● **Written problem**
Determine the number of lines containing the word "differential". Reply with it and nothing else.
-=-=-
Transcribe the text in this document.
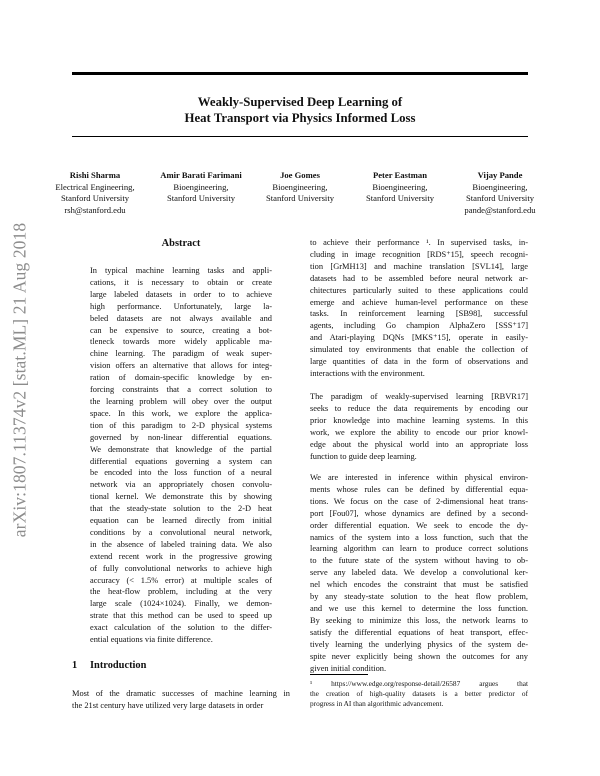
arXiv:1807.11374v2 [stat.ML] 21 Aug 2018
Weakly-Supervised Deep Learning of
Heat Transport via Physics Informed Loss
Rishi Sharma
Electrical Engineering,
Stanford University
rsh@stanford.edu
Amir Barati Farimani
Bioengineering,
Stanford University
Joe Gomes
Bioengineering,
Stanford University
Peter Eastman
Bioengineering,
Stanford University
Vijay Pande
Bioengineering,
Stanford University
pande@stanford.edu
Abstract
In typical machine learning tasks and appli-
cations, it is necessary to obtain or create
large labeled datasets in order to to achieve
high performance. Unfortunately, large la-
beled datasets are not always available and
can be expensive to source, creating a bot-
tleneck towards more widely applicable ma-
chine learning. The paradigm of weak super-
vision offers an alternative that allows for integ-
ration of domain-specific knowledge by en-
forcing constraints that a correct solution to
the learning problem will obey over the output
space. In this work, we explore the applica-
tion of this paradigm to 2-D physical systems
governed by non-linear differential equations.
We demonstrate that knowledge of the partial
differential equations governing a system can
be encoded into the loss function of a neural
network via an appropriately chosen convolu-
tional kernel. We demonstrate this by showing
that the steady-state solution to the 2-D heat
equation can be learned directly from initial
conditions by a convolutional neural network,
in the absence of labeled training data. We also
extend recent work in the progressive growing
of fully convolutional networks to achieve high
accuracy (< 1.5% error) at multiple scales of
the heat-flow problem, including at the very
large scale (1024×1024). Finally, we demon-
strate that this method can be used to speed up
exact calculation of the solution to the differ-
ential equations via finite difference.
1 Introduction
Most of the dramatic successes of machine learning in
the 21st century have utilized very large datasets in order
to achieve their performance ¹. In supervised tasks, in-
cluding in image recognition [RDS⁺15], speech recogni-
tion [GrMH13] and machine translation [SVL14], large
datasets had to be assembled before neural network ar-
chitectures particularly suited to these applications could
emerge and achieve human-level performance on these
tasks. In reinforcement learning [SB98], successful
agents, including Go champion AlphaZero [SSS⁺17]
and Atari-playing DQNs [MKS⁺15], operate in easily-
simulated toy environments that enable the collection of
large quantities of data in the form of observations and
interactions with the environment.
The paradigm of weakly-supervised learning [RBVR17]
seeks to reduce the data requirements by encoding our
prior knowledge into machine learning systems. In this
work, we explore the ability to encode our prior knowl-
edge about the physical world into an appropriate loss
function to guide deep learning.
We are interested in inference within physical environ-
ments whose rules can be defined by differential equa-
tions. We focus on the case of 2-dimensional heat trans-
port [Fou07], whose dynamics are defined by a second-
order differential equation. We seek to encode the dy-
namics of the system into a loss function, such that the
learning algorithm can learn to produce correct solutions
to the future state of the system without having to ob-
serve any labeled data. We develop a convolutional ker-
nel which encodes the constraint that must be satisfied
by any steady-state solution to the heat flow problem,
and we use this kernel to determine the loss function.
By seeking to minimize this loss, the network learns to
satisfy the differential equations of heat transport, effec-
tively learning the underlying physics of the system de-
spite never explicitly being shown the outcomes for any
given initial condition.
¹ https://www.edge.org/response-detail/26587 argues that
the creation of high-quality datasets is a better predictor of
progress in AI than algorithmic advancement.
-=-=-
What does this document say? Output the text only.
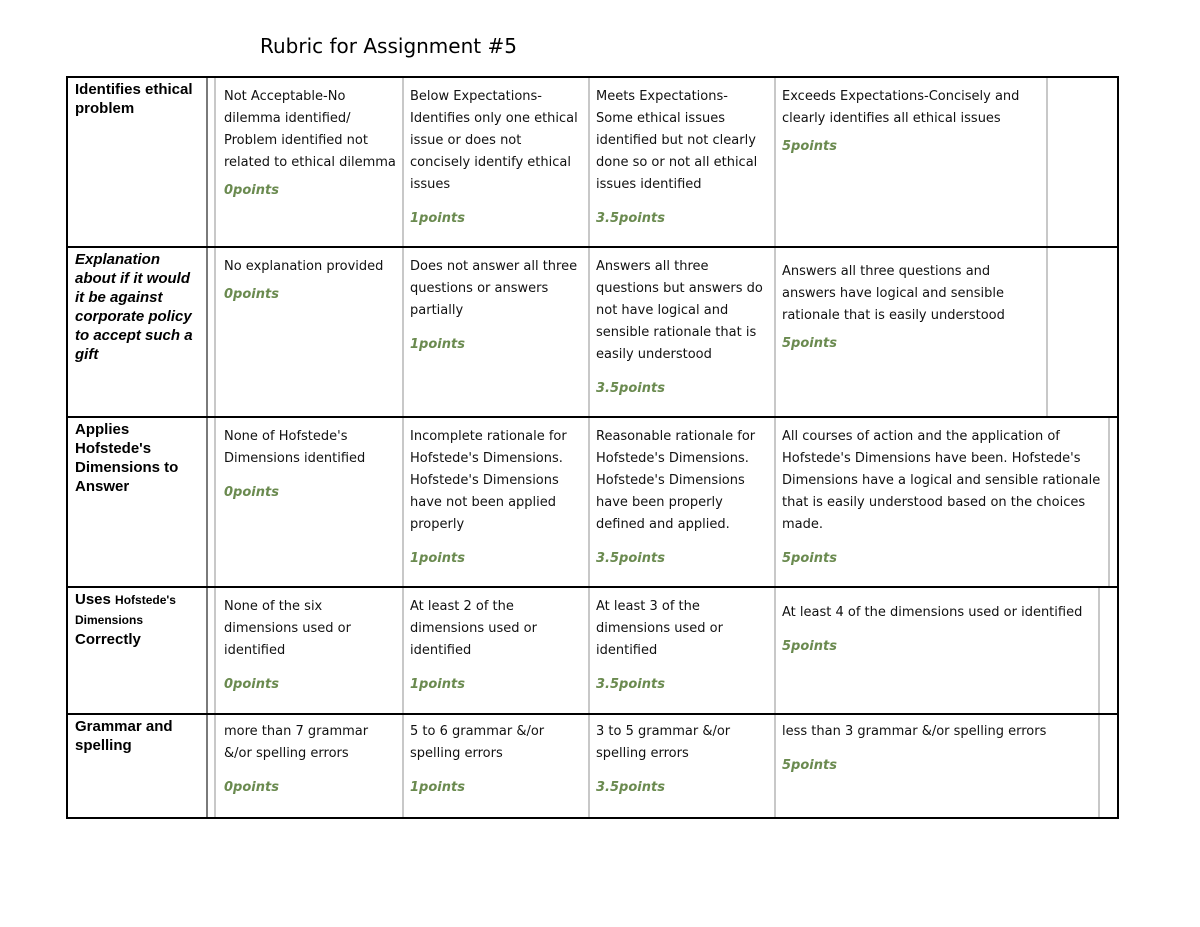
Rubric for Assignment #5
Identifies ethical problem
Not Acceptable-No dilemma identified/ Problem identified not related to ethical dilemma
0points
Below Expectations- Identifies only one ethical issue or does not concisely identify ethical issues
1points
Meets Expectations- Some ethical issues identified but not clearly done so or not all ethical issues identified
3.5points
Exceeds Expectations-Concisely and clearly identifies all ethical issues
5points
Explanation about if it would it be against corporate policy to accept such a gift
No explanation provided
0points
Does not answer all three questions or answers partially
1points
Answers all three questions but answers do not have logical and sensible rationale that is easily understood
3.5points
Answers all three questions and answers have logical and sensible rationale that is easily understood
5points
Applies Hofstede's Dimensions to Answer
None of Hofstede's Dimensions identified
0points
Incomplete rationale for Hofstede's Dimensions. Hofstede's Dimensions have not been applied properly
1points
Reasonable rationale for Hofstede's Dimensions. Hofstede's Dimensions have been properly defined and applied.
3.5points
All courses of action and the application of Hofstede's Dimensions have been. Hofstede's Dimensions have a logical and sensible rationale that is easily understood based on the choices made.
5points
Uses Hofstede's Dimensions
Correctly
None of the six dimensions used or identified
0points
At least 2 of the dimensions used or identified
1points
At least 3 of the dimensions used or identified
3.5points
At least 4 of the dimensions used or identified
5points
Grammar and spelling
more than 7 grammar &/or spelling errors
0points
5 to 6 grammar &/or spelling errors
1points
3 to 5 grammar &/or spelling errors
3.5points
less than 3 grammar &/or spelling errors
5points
-=-=-
● **Response to the exercise**
5